*REQUIRED WORK*
All entries are to be quoted exactly; the images stay out of the copy.

┌─ TASK INPUTS

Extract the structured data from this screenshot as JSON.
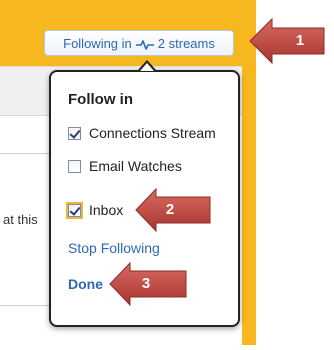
{
  "button": {
    "following_prefix": "Following in",
    "following_suffix": "2 streams",
    "icon": "stream-pulse-icon"
  },
  "background": {
    "fragment_text": "at this"
  },
  "popup": {
    "title": "Follow in",
    "options": [
      {
        "label": "Connections Stream",
        "checked": true
      },
      {
        "label": "Email Watches",
        "checked": false
      },
      {
        "label": "Inbox",
        "checked": true
      }
    ],
    "stop_following": "Stop Following",
    "done": "Done"
  },
  "callouts": [
    {
      "number": "1"
    },
    {
      "number": "2"
    },
    {
      "number": "3"
    }
  ],
  "colors": {
    "page_background": "#f6b81e",
    "link": "#2b6ab3",
    "callout_fill": "#b94a44"
  }
}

└─

*THE COMPLETED TASK*
Extract the structured data from this screenshot as JSON.
{
  "button": {
    "following_prefix": "Following in",
    "following_suffix": "2 streams",
    "icon": "stream-pulse-icon"
  },
  "background": {
    "fragment_text": "at this"
  },
  "popup": {
    "title": "Follow in",
    "options": [
      {
        "label": "Connections Stream",
        "checked": true
      },
      {
        "label": "Email Watches",
        "checked": false
      },
      {
        "label": "Inbox",
        "checked": true
      }
    ],
    "stop_following": "Stop Following",
    "done": "Done"
  },
  "callouts": [
    {
      "number": "1"
    },
    {
      "number": "2"
    },
    {
      "number": "3"
    }
  ],
  "colors": {
    "page_background": "#f6b81e",
    "link": "#2b6ab3",
    "callout_fill": "#b94a44"
  }
}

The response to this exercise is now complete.